▸ **Stated task**: Below are some records. Copy every line in them that holds "требованиями".

━━━━━━━━━━━━━━━━

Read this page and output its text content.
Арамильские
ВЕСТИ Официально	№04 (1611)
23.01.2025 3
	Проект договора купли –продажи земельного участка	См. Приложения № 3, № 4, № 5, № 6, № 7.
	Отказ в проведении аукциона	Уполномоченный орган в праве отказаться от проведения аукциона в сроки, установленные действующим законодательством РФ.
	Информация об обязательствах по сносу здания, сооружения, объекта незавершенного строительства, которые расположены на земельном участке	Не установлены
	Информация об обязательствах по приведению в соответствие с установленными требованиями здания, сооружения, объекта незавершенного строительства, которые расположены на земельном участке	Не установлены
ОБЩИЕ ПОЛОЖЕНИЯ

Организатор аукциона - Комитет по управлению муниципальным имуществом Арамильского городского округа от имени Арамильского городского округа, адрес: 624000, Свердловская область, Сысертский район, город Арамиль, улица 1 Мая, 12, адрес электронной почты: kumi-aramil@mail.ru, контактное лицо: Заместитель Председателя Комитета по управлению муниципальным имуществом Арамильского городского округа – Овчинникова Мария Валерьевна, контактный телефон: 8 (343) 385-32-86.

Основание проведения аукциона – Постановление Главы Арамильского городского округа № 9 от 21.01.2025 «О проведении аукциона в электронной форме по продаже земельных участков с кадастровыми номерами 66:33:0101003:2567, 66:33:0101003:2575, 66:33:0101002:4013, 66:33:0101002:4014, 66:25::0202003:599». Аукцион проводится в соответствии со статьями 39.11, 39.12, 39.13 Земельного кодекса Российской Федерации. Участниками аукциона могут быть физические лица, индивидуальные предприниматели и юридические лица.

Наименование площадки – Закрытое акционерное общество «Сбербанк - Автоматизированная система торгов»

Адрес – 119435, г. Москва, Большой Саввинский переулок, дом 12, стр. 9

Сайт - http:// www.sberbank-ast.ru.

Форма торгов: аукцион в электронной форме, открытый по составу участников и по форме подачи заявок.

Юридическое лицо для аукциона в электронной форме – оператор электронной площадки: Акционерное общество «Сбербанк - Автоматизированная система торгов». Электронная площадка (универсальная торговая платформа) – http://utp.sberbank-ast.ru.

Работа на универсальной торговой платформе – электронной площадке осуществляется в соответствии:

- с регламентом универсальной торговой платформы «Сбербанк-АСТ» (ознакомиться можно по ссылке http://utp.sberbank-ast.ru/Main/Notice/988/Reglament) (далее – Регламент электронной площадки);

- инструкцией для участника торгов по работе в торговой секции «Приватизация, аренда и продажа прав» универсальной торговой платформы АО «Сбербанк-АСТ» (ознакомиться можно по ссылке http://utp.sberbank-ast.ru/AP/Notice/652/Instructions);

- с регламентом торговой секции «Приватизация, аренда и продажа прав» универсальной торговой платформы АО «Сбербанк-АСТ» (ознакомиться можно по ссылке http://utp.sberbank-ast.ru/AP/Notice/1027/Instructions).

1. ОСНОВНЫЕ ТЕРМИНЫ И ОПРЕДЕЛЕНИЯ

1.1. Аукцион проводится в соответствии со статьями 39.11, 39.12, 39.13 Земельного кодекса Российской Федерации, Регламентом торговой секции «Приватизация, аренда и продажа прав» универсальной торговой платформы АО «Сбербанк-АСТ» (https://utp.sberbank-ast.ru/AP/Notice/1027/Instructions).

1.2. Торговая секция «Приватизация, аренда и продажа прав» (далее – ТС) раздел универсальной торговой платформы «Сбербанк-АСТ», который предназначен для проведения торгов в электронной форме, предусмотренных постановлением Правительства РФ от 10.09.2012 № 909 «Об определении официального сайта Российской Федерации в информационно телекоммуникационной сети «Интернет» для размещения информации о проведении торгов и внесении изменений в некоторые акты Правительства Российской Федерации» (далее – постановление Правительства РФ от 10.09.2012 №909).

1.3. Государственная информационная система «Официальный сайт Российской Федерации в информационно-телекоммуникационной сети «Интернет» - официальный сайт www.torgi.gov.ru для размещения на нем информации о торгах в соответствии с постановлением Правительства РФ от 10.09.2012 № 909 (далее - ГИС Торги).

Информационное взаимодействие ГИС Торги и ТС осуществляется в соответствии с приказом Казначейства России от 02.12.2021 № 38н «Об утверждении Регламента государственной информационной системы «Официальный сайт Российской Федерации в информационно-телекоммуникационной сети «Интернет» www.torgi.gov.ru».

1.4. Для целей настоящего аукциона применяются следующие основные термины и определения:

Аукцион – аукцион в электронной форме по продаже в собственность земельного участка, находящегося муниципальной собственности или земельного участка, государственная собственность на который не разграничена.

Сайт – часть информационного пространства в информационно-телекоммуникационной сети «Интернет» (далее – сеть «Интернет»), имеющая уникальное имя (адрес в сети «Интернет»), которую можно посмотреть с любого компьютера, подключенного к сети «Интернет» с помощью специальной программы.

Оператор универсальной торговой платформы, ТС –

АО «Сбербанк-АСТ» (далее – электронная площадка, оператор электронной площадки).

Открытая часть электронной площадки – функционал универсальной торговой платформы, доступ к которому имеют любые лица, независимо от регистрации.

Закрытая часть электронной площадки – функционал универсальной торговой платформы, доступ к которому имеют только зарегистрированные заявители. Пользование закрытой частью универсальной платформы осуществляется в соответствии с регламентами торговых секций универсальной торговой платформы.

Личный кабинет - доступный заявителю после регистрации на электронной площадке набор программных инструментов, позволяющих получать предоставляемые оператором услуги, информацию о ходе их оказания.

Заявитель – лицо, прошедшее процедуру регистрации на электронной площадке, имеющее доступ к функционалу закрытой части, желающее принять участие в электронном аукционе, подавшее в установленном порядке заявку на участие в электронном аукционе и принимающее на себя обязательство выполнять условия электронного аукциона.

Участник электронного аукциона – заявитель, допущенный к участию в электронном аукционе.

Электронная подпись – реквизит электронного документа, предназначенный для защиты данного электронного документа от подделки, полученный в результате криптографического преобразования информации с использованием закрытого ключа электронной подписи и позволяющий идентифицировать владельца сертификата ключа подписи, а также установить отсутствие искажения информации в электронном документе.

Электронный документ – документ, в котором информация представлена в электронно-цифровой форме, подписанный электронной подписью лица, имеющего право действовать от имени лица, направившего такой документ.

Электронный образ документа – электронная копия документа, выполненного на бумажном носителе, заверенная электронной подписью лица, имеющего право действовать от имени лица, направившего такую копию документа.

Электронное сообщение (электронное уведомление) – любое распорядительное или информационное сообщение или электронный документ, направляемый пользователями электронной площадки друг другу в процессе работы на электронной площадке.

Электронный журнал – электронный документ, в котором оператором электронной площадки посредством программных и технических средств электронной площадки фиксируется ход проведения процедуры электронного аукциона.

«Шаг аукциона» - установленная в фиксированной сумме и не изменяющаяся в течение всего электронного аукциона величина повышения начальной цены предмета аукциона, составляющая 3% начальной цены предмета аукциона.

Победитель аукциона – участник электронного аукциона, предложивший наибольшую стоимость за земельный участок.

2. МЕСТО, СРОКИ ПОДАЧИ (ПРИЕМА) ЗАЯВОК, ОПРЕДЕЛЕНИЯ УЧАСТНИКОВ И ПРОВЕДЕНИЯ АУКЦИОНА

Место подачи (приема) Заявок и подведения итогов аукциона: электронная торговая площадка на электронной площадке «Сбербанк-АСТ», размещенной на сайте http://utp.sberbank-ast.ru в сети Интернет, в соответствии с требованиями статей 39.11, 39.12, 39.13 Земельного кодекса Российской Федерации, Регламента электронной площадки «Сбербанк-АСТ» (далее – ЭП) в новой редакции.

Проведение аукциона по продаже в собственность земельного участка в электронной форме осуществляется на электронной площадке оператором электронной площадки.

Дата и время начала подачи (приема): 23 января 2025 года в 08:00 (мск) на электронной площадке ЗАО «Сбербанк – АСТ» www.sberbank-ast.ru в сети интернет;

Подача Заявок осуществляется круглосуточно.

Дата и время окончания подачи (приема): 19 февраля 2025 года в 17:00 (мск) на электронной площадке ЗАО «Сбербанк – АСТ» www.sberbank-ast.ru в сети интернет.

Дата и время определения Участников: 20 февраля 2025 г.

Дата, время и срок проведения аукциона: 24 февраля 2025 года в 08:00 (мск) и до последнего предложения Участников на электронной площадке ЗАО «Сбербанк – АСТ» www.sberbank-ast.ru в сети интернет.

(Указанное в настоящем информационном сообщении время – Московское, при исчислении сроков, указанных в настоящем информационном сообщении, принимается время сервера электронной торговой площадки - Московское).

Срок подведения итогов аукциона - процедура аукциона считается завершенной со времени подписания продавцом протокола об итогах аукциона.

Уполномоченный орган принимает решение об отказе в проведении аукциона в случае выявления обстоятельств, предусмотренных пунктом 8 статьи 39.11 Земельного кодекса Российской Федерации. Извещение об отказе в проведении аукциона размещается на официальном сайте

━━━━━━━━━━━━━━━━

▸ **Response to the exercise**:
	Информация об обязательствах по приведению в соответствие с установленными требованиями здания, сооружения, объекта незавершенного строительства, которые расположены на земельном участке	Не установлены
Место подачи (приема) Заявок и подведения итогов аукциона: электронная торговая площадка на электронной площадке «Сбербанк-АСТ», размещенной на сайте http://utp.sberbank-ast.ru в сети Интернет, в соответствии с требованиями статей 39.11, 39.12, 39.13 Земельного кодекса Российской Федерации, Регламента электронной площадки «Сбербанк-АСТ» (далее – ЭП) в новой редакции.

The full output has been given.